◆ INSTRUCTION ◆
Write out every entry exactly as it stands.

◆ ITEMS ◆

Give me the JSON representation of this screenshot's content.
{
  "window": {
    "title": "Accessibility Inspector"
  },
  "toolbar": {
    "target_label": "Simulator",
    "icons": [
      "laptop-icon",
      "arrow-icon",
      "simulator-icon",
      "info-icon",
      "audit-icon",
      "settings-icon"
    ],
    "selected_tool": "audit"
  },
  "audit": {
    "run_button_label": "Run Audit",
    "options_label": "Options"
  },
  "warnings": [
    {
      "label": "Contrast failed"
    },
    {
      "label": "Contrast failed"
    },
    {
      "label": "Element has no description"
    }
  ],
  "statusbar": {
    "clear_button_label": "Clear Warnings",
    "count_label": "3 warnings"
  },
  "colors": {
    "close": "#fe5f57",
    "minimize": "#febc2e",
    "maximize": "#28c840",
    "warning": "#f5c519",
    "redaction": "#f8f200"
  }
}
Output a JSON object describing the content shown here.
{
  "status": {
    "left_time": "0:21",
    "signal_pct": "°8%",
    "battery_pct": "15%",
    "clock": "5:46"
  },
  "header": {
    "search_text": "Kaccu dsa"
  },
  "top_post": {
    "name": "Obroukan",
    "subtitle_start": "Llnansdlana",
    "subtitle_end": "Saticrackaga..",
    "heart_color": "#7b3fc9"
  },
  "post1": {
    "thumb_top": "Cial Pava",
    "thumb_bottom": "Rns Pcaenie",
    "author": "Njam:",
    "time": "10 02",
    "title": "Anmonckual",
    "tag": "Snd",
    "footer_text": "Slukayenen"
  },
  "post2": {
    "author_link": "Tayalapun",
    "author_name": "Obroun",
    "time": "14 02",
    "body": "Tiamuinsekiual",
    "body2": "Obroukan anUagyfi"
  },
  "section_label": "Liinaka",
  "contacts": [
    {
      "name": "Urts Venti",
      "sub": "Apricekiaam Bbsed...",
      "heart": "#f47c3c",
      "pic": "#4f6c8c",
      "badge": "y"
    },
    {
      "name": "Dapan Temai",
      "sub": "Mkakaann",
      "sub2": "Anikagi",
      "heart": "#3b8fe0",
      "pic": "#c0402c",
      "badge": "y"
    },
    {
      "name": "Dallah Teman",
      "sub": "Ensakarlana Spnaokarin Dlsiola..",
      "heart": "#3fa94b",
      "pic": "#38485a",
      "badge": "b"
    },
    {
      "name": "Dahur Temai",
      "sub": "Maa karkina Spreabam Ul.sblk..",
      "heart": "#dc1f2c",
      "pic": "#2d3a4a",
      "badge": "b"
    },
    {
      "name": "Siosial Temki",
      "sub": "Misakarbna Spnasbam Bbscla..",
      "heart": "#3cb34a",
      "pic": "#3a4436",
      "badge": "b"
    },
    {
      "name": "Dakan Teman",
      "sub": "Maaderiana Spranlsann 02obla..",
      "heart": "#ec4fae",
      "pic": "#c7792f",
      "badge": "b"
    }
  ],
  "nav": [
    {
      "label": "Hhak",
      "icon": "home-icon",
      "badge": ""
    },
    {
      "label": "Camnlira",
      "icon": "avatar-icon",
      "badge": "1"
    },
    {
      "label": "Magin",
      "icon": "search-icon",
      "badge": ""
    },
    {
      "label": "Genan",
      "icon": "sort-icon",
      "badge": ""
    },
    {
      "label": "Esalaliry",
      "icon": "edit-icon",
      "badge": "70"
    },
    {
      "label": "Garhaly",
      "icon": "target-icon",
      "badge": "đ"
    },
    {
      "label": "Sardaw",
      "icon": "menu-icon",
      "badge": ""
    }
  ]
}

◆ FULL RESPONSE ◆
Give me the JSON representation of this screenshot's content.
{
  "window": {
    "title": "Accessibility Inspector"
  },
  "toolbar": {
    "target_label": "Simulator",
    "icons": [
      "laptop-icon",
      "arrow-icon",
      "simulator-icon",
      "info-icon",
      "audit-icon",
      "settings-icon"
    ],
    "selected_tool": "audit"
  },
  "audit": {
    "run_button_label": "Run Audit",
    "options_label": "Options"
  },
  "warnings": [
    {
      "label": "Contrast failed"
    },
    {
      "label": "Contrast failed"
    },
    {
      "label": "Element has no description"
    }
  ],
  "statusbar": {
    "clear_button_label": "Clear Warnings",
    "count_label": "3 warnings"
  },
  "colors": {
    "close": "#fe5f57",
    "minimize": "#febc2e",
    "maximize": "#28c840",
    "warning": "#f5c519",
    "redaction": "#f8f200"
  }
}
Output a JSON object describing the content shown here.
{
  "status": {
    "left_time": "0:21",
    "signal_pct": "°8%",
    "battery_pct": "15%",
    "clock": "5:46"
  },
  "header": {
    "search_text": "Kaccu dsa"
  },
  "top_post": {
    "name": "Obroukan",
    "subtitle_start": "Llnansdlana",
    "subtitle_end": "Saticrackaga..",
    "heart_color": "#7b3fc9"
  },
  "post1": {
    "thumb_top": "Cial Pava",
    "thumb_bottom": "Rns Pcaenie",
    "author": "Njam:",
    "time": "10 02",
    "title": "Anmonckual",
    "tag": "Snd",
    "footer_text": "Slukayenen"
  },
  "post2": {
    "author_link": "Tayalapun",
    "author_name": "Obroun",
    "time": "14 02",
    "body": "Tiamuinsekiual",
    "body2": "Obroukan anUagyfi"
  },
  "section_label": "Liinaka",
  "contacts": [
    {
      "name": "Urts Venti",
      "sub": "Apricekiaam Bbsed...",
      "heart": "#f47c3c",
      "pic": "#4f6c8c",
      "badge": "y"
    },
    {
      "name": "Dapan Temai",
      "sub": "Mkakaann",
      "sub2": "Anikagi",
      "heart": "#3b8fe0",
      "pic": "#c0402c",
      "badge": "y"
    },
    {
      "name": "Dallah Teman",
      "sub": "Ensakarlana Spnaokarin Dlsiola..",
      "heart": "#3fa94b",
      "pic": "#38485a",
      "badge": "b"
    },
    {
      "name": "Dahur Temai",
      "sub": "Maa karkina Spreabam Ul.sblk..",
      "heart": "#dc1f2c",
      "pic": "#2d3a4a",
      "badge": "b"
    },
    {
      "name": "Siosial Temki",
      "sub": "Misakarbna Spnasbam Bbscla..",
      "heart": "#3cb34a",
      "pic": "#3a4436",
      "badge": "b"
    },
    {
      "name": "Dakan Teman",
      "sub": "Maaderiana Spranlsann 02obla..",
      "heart": "#ec4fae",
      "pic": "#c7792f",
      "badge": "b"
    }
  ],
  "nav": [
    {
      "label": "Hhak",
      "icon": "home-icon",
      "badge": ""
    },
    {
      "label": "Camnlira",
      "icon": "avatar-icon",
      "badge": "1"
    },
    {
      "label": "Magin",
      "icon": "search-icon",
      "badge": ""
    },
    {
      "label": "Genan",
      "icon": "sort-icon",
      "badge": ""
    },
    {
      "label": "Esalaliry",
      "icon": "edit-icon",
      "badge": "70"
    },
    {
      "label": "Garhaly",
      "icon": "target-icon",
      "badge": "đ"
    },
    {
      "label": "Sardaw",
      "icon": "menu-icon",
      "badge": ""
    }
  ]
}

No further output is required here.